§ Task prompt
Among the entries below, find the lines with "frac" and copy them.

§ Data entries

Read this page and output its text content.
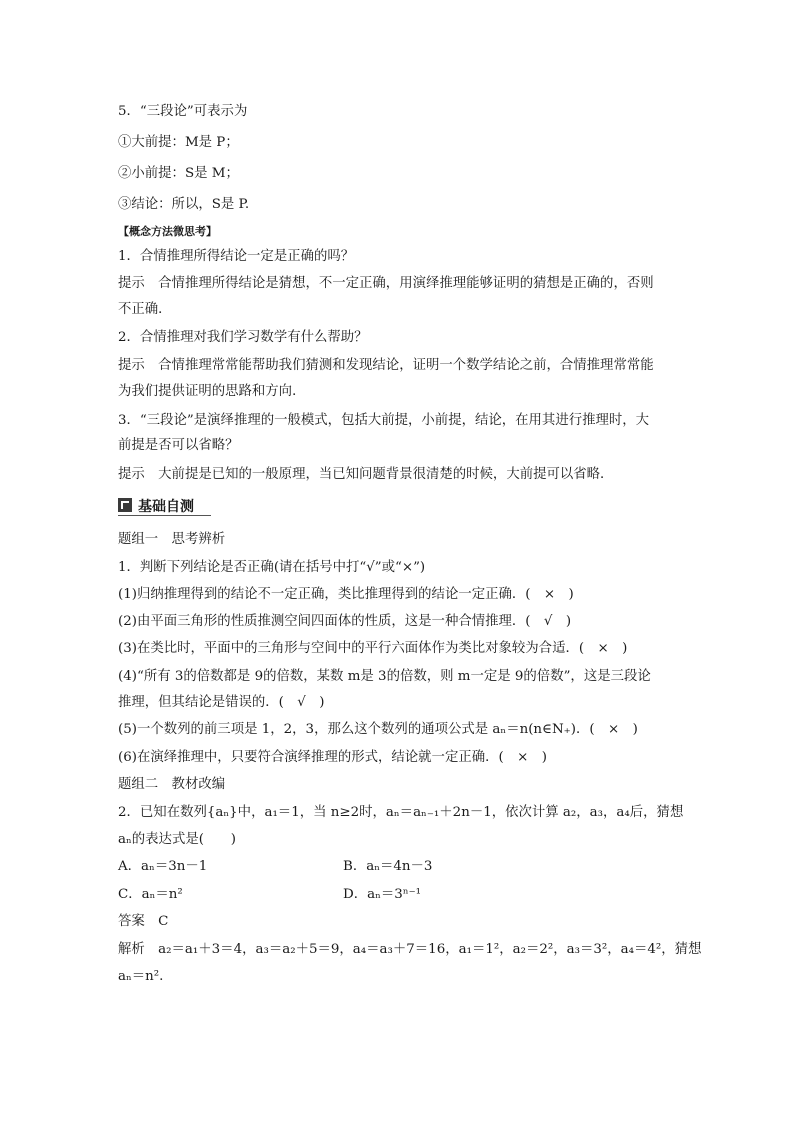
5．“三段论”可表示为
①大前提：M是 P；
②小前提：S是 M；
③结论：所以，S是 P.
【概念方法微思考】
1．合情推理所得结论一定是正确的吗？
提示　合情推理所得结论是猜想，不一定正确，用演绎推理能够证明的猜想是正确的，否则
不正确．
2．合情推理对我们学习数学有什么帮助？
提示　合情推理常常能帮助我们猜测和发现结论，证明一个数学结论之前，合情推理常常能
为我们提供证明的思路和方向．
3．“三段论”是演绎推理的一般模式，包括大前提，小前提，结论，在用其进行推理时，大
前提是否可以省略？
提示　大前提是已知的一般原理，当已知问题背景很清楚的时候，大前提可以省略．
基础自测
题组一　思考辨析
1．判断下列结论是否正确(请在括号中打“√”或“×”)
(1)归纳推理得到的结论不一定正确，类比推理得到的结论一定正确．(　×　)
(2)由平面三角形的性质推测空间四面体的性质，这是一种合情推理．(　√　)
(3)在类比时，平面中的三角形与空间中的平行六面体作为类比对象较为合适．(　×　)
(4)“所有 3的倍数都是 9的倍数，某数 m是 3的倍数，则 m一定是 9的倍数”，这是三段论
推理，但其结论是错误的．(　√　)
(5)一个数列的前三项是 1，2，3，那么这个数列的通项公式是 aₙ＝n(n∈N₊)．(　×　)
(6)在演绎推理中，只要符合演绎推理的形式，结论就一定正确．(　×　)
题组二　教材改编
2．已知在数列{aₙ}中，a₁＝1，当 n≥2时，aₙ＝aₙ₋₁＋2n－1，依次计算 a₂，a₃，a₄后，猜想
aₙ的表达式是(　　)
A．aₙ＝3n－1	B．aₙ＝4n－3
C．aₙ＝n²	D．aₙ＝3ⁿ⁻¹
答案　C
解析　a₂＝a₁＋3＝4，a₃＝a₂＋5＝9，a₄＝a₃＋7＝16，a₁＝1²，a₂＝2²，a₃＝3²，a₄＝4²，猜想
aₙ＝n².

* * *

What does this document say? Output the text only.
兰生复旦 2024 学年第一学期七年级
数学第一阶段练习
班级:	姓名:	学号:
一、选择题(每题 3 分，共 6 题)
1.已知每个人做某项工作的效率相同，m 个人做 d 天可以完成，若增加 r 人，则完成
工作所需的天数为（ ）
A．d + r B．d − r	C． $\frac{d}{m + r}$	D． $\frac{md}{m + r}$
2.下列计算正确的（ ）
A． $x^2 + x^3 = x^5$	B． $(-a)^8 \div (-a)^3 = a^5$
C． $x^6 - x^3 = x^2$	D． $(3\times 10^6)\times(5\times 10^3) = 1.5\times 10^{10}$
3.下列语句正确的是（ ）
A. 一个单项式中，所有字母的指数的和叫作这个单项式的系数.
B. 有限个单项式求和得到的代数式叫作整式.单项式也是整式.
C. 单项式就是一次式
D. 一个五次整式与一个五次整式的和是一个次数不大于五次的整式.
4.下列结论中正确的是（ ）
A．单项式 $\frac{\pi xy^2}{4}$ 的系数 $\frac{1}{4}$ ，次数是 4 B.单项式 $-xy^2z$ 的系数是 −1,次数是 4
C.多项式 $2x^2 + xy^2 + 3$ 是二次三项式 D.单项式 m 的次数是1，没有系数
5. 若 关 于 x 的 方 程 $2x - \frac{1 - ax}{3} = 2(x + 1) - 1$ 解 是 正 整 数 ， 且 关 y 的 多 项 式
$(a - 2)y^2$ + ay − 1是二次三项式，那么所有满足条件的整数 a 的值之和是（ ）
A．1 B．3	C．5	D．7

§ Written answer
A．d + r B．d − r	C． $\frac{d}{m + r}$	D． $\frac{md}{m + r}$
A．单项式 $\frac{\pi xy^2}{4}$ 的系数 $\frac{1}{4}$ ，次数是 4 B.单项式 $-xy^2z$ 的系数是 −1,次数是 4
5. 若 关 于 x 的 方 程 $2x - \frac{1 - ax}{3} = 2(x + 1) - 1$ 解 是 正 整 数 ， 且 关 y 的 多 项 式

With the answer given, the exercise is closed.